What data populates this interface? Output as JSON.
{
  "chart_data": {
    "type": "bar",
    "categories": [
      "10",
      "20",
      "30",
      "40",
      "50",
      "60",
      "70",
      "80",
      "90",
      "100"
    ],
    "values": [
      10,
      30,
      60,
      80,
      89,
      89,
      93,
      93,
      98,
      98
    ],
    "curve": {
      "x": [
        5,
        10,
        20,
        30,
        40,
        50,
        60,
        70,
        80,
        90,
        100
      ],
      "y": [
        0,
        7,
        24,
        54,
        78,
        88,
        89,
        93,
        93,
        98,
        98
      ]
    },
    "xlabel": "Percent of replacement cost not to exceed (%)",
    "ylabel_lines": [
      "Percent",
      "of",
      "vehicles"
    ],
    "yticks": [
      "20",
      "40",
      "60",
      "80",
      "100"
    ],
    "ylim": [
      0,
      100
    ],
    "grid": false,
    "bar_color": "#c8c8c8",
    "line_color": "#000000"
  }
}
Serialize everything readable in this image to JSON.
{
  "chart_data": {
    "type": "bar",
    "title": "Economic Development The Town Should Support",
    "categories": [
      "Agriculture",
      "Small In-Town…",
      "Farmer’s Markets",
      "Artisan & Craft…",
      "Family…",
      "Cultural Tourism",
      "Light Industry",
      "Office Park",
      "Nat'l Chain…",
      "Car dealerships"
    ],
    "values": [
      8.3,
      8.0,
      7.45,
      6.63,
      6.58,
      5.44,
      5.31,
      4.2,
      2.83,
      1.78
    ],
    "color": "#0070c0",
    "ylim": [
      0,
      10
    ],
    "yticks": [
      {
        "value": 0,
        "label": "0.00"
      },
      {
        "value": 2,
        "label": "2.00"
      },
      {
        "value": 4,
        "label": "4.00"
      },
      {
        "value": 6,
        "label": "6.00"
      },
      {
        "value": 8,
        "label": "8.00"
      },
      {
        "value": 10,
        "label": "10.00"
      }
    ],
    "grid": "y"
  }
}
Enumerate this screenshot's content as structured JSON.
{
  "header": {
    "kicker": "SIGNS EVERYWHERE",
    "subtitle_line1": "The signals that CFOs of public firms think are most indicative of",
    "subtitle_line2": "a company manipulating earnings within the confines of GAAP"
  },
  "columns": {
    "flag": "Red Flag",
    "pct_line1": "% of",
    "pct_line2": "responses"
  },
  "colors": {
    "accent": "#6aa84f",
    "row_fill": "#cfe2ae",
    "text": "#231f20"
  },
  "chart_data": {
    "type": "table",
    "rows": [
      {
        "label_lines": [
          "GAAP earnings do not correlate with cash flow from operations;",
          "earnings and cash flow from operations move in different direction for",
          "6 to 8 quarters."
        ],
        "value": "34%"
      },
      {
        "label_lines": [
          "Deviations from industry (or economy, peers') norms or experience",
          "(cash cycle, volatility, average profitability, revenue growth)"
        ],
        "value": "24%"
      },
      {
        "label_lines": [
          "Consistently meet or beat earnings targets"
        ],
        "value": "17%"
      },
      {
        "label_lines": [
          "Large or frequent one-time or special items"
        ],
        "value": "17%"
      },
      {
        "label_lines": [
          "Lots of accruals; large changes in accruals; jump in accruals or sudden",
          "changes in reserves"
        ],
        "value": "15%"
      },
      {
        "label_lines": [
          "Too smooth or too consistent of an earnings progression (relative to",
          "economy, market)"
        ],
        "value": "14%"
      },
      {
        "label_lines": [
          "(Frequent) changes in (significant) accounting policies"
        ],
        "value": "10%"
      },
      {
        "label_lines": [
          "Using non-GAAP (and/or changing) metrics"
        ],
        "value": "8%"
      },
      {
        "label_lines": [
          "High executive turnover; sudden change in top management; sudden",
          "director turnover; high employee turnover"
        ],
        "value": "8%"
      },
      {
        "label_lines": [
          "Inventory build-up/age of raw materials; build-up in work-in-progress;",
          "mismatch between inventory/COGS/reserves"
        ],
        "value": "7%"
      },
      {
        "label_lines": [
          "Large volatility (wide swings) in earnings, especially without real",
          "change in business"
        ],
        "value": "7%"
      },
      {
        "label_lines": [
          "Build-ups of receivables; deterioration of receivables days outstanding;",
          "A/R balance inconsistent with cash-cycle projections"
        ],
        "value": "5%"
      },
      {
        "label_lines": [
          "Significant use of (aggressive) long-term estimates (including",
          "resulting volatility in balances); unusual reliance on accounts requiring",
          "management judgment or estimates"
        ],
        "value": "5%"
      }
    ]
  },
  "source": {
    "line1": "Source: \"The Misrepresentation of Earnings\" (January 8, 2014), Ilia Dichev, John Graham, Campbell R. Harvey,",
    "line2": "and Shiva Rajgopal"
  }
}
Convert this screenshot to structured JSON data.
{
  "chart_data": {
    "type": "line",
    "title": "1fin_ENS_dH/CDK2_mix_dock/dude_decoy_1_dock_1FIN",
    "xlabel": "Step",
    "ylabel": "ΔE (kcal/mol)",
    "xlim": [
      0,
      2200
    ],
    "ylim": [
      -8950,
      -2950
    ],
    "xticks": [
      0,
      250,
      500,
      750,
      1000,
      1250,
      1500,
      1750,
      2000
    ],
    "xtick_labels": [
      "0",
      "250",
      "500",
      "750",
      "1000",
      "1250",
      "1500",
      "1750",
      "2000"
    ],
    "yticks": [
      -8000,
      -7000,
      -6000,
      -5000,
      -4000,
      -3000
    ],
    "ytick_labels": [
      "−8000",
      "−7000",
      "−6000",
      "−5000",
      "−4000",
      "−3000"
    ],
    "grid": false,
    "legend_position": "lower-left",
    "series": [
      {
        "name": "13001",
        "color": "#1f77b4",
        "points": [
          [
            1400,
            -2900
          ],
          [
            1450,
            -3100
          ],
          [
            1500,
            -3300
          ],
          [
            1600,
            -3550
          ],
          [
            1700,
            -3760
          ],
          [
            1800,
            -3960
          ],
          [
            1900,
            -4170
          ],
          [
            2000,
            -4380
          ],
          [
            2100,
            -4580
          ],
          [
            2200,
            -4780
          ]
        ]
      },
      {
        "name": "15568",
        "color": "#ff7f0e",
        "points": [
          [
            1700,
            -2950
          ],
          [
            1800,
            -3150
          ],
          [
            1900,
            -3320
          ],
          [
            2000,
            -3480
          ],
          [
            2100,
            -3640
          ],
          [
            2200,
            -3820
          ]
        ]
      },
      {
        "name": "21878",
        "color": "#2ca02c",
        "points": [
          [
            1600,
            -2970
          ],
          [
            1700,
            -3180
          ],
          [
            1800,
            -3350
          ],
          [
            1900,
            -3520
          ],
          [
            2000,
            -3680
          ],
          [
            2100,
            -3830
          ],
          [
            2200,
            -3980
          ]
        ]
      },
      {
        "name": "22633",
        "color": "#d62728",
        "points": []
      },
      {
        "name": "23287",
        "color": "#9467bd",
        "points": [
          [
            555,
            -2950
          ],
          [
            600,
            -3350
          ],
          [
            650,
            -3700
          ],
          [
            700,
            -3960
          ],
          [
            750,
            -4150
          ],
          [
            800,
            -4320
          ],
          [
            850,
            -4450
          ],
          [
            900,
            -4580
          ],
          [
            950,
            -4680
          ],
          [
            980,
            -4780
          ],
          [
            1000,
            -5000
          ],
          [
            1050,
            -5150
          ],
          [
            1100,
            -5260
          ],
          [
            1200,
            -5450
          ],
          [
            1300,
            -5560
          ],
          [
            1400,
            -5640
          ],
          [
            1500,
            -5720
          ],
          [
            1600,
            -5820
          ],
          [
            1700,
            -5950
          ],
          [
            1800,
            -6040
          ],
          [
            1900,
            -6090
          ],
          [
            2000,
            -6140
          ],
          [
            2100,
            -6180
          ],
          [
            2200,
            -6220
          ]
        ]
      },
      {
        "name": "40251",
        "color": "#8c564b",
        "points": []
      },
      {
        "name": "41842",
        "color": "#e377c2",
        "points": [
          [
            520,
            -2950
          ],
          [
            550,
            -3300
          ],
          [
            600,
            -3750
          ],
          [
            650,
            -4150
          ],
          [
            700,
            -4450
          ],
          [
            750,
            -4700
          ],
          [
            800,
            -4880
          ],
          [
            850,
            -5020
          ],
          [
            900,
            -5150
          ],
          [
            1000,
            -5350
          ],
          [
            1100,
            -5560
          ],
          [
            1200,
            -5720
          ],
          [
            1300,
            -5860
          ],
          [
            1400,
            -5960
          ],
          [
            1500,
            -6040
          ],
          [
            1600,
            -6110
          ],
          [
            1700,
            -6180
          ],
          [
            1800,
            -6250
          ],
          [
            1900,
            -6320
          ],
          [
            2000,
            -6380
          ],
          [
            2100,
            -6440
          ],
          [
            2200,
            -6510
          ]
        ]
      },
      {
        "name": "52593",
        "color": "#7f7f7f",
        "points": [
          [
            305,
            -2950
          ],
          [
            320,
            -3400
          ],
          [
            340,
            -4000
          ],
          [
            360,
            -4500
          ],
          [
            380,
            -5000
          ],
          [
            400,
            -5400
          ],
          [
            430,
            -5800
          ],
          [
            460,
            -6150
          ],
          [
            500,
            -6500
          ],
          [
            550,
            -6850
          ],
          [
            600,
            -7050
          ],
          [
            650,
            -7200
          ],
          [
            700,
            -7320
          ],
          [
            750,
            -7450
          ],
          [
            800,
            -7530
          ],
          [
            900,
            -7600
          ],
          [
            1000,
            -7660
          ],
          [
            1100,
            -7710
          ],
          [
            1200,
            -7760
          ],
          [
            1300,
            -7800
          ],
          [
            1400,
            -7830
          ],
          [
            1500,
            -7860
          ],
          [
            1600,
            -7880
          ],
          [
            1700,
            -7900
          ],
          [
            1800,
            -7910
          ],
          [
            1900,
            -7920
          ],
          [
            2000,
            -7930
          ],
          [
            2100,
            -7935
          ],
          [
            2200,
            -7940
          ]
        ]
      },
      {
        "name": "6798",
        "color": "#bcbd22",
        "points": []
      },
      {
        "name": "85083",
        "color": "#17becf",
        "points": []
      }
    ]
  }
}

□ □ □ □ □

*Written exercise*
Which lines contain the word "management"? Return each of them.

*Full solution*
          "High executive turnover; sudden change in top management; sudden",
          "management judgment or estimates"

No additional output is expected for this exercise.